### Problem description
Retype all of the entries word for word.

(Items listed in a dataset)
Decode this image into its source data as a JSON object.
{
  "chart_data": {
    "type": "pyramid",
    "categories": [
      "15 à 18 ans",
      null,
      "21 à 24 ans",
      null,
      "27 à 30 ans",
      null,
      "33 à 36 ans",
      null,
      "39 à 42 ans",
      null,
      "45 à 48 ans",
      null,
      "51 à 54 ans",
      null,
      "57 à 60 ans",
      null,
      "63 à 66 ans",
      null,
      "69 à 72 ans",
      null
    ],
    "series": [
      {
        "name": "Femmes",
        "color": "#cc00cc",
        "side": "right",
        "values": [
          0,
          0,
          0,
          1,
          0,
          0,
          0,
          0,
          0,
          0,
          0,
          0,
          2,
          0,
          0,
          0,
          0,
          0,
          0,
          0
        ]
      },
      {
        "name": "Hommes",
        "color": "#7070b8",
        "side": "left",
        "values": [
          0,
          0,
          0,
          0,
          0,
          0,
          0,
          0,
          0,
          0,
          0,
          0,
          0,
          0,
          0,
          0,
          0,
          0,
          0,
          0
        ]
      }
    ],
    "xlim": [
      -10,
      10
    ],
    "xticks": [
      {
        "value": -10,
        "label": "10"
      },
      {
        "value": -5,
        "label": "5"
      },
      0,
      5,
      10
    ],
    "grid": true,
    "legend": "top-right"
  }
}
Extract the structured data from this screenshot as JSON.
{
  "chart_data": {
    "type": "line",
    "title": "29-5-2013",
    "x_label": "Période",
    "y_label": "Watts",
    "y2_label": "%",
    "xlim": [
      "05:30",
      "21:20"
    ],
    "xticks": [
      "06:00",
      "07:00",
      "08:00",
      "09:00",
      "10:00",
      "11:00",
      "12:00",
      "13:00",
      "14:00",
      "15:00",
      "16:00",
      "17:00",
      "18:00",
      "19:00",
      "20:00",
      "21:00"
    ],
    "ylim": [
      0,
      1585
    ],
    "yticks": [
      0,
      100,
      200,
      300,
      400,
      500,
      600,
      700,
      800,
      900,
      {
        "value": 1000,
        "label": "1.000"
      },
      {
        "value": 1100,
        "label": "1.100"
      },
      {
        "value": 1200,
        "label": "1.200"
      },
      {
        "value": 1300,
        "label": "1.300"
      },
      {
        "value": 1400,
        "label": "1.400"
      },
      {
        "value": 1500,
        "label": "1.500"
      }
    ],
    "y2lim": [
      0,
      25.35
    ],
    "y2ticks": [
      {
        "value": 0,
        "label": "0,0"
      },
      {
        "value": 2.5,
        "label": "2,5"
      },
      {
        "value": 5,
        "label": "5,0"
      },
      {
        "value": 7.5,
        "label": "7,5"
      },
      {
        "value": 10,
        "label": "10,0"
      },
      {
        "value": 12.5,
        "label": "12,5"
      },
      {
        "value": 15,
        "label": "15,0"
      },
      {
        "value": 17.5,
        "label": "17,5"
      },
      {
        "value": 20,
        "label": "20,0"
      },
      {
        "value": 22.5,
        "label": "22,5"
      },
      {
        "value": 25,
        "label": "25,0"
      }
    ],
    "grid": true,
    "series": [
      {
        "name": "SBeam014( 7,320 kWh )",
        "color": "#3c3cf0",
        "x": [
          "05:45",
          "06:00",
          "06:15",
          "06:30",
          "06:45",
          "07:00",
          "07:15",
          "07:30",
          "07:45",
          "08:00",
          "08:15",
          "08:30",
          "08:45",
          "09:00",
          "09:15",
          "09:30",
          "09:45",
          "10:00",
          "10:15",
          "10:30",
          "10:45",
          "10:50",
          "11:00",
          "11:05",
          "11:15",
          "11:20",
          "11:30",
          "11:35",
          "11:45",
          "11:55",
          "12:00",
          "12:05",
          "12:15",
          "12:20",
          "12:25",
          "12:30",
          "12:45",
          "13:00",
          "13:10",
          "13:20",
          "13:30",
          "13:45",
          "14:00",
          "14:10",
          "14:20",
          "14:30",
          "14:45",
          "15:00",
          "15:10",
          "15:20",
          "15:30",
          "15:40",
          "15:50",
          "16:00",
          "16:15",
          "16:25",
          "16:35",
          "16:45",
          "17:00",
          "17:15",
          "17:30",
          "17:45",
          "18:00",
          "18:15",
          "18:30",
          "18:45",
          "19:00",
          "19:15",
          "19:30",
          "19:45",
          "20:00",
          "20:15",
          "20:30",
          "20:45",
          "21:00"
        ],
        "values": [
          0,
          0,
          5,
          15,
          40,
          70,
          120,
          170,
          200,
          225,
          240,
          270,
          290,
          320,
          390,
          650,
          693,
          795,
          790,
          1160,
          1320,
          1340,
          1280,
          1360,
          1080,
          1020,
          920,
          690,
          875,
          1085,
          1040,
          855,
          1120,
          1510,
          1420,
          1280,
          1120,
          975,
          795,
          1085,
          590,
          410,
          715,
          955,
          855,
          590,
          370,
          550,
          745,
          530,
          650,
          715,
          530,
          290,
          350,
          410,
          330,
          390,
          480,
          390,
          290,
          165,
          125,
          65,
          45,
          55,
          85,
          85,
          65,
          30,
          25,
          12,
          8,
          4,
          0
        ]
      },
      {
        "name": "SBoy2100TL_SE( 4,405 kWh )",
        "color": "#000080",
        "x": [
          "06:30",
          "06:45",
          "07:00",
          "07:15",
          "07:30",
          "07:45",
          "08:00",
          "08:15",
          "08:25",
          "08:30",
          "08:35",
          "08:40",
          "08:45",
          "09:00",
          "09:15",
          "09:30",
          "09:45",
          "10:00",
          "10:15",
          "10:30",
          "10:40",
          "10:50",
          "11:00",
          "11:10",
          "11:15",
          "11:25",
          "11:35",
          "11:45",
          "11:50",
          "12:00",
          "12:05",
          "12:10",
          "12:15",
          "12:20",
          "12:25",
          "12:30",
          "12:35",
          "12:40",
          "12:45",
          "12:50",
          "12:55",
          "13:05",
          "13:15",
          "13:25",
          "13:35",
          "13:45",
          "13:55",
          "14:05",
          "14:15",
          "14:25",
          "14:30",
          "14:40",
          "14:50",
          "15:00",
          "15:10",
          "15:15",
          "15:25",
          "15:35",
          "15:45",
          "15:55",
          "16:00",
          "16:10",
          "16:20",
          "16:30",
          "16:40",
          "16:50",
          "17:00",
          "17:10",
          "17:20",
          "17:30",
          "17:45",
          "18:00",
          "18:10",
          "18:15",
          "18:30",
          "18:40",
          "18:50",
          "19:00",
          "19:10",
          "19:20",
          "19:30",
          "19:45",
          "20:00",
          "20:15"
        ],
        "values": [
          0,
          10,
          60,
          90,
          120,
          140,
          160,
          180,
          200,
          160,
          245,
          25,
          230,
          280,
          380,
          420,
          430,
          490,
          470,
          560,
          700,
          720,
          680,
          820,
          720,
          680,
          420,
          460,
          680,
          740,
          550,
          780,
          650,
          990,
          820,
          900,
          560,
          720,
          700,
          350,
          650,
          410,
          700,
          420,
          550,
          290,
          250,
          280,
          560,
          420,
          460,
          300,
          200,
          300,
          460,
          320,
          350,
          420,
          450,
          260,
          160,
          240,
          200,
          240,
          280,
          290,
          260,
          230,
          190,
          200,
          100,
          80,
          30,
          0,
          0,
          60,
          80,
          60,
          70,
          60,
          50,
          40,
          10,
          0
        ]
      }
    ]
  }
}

### The output
Decode this image into its source data as a JSON object.
{
  "chart_data": {
    "type": "pyramid",
    "categories": [
      "15 à 18 ans",
      null,
      "21 à 24 ans",
      null,
      "27 à 30 ans",
      null,
      "33 à 36 ans",
      null,
      "39 à 42 ans",
      null,
      "45 à 48 ans",
      null,
      "51 à 54 ans",
      null,
      "57 à 60 ans",
      null,
      "63 à 66 ans",
      null,
      "69 à 72 ans",
      null
    ],
    "series": [
      {
        "name": "Femmes",
        "color": "#cc00cc",
        "side": "right",
        "values": [
          0,
          0,
          0,
          1,
          0,
          0,
          0,
          0,
          0,
          0,
          0,
          0,
          2,
          0,
          0,
          0,
          0,
          0,
          0,
          0
        ]
      },
      {
        "name": "Hommes",
        "color": "#7070b8",
        "side": "left",
        "values": [
          0,
          0,
          0,
          0,
          0,
          0,
          0,
          0,
          0,
          0,
          0,
          0,
          0,
          0,
          0,
          0,
          0,
          0,
          0,
          0
        ]
      }
    ],
    "xlim": [
      -10,
      10
    ],
    "xticks": [
      {
        "value": -10,
        "label": "10"
      },
      {
        "value": -5,
        "label": "5"
      },
      0,
      5,
      10
    ],
    "grid": true,
    "legend": "top-right"
  }
}
Extract the structured data from this screenshot as JSON.
{
  "chart_data": {
    "type": "line",
    "title": "29-5-2013",
    "x_label": "Période",
    "y_label": "Watts",
    "y2_label": "%",
    "xlim": [
      "05:30",
      "21:20"
    ],
    "xticks": [
      "06:00",
      "07:00",
      "08:00",
      "09:00",
      "10:00",
      "11:00",
      "12:00",
      "13:00",
      "14:00",
      "15:00",
      "16:00",
      "17:00",
      "18:00",
      "19:00",
      "20:00",
      "21:00"
    ],
    "ylim": [
      0,
      1585
    ],
    "yticks": [
      0,
      100,
      200,
      300,
      400,
      500,
      600,
      700,
      800,
      900,
      {
        "value": 1000,
        "label": "1.000"
      },
      {
        "value": 1100,
        "label": "1.100"
      },
      {
        "value": 1200,
        "label": "1.200"
      },
      {
        "value": 1300,
        "label": "1.300"
      },
      {
        "value": 1400,
        "label": "1.400"
      },
      {
        "value": 1500,
        "label": "1.500"
      }
    ],
    "y2lim": [
      0,
      25.35
    ],
    "y2ticks": [
      {
        "value": 0,
        "label": "0,0"
      },
      {
        "value": 2.5,
        "label": "2,5"
      },
      {
        "value": 5,
        "label": "5,0"
      },
      {
        "value": 7.5,
        "label": "7,5"
      },
      {
        "value": 10,
        "label": "10,0"
      },
      {
        "value": 12.5,
        "label": "12,5"
      },
      {
        "value": 15,
        "label": "15,0"
      },
      {
        "value": 17.5,
        "label": "17,5"
      },
      {
        "value": 20,
        "label": "20,0"
      },
      {
        "value": 22.5,
        "label": "22,5"
      },
      {
        "value": 25,
        "label": "25,0"
      }
    ],
    "grid": true,
    "series": [
      {
        "name": "SBeam014( 7,320 kWh )",
        "color": "#3c3cf0",
        "x": [
          "05:45",
          "06:00",
          "06:15",
          "06:30",
          "06:45",
          "07:00",
          "07:15",
          "07:30",
          "07:45",
          "08:00",
          "08:15",
          "08:30",
          "08:45",
          "09:00",
          "09:15",
          "09:30",
          "09:45",
          "10:00",
          "10:15",
          "10:30",
          "10:45",
          "10:50",
          "11:00",
          "11:05",
          "11:15",
          "11:20",
          "11:30",
          "11:35",
          "11:45",
          "11:55",
          "12:00",
          "12:05",
          "12:15",
          "12:20",
          "12:25",
          "12:30",
          "12:45",
          "13:00",
          "13:10",
          "13:20",
          "13:30",
          "13:45",
          "14:00",
          "14:10",
          "14:20",
          "14:30",
          "14:45",
          "15:00",
          "15:10",
          "15:20",
          "15:30",
          "15:40",
          "15:50",
          "16:00",
          "16:15",
          "16:25",
          "16:35",
          "16:45",
          "17:00",
          "17:15",
          "17:30",
          "17:45",
          "18:00",
          "18:15",
          "18:30",
          "18:45",
          "19:00",
          "19:15",
          "19:30",
          "19:45",
          "20:00",
          "20:15",
          "20:30",
          "20:45",
          "21:00"
        ],
        "values": [
          0,
          0,
          5,
          15,
          40,
          70,
          120,
          170,
          200,
          225,
          240,
          270,
          290,
          320,
          390,
          650,
          693,
          795,
          790,
          1160,
          1320,
          1340,
          1280,
          1360,
          1080,
          1020,
          920,
          690,
          875,
          1085,
          1040,
          855,
          1120,
          1510,
          1420,
          1280,
          1120,
          975,
          795,
          1085,
          590,
          410,
          715,
          955,
          855,
          590,
          370,
          550,
          745,
          530,
          650,
          715,
          530,
          290,
          350,
          410,
          330,
          390,
          480,
          390,
          290,
          165,
          125,
          65,
          45,
          55,
          85,
          85,
          65,
          30,
          25,
          12,
          8,
          4,
          0
        ]
      },
      {
        "name": "SBoy2100TL_SE( 4,405 kWh )",
        "color": "#000080",
        "x": [
          "06:30",
          "06:45",
          "07:00",
          "07:15",
          "07:30",
          "07:45",
          "08:00",
          "08:15",
          "08:25",
          "08:30",
          "08:35",
          "08:40",
          "08:45",
          "09:00",
          "09:15",
          "09:30",
          "09:45",
          "10:00",
          "10:15",
          "10:30",
          "10:40",
          "10:50",
          "11:00",
          "11:10",
          "11:15",
          "11:25",
          "11:35",
          "11:45",
          "11:50",
          "12:00",
          "12:05",
          "12:10",
          "12:15",
          "12:20",
          "12:25",
          "12:30",
          "12:35",
          "12:40",
          "12:45",
          "12:50",
          "12:55",
          "13:05",
          "13:15",
          "13:25",
          "13:35",
          "13:45",
          "13:55",
          "14:05",
          "14:15",
          "14:25",
          "14:30",
          "14:40",
          "14:50",
          "15:00",
          "15:10",
          "15:15",
          "15:25",
          "15:35",
          "15:45",
          "15:55",
          "16:00",
          "16:10",
          "16:20",
          "16:30",
          "16:40",
          "16:50",
          "17:00",
          "17:10",
          "17:20",
          "17:30",
          "17:45",
          "18:00",
          "18:10",
          "18:15",
          "18:30",
          "18:40",
          "18:50",
          "19:00",
          "19:10",
          "19:20",
          "19:30",
          "19:45",
          "20:00",
          "20:15"
        ],
        "values": [
          0,
          10,
          60,
          90,
          120,
          140,
          160,
          180,
          200,
          160,
          245,
          25,
          230,
          280,
          380,
          420,
          430,
          490,
          470,
          560,
          700,
          720,
          680,
          820,
          720,
          680,
          420,
          460,
          680,
          740,
          550,
          780,
          650,
          990,
          820,
          900,
          560,
          720,
          700,
          350,
          650,
          410,
          700,
          420,
          550,
          290,
          250,
          280,
          560,
          420,
          460,
          300,
          200,
          300,
          460,
          320,
          350,
          420,
          450,
          260,
          160,
          240,
          200,
          240,
          280,
          290,
          260,
          230,
          190,
          200,
          100,
          80,
          30,
          0,
          0,
          60,
          80,
          60,
          70,
          60,
          50,
          40,
          10,
          0
        ]
      }
    ]
  }
}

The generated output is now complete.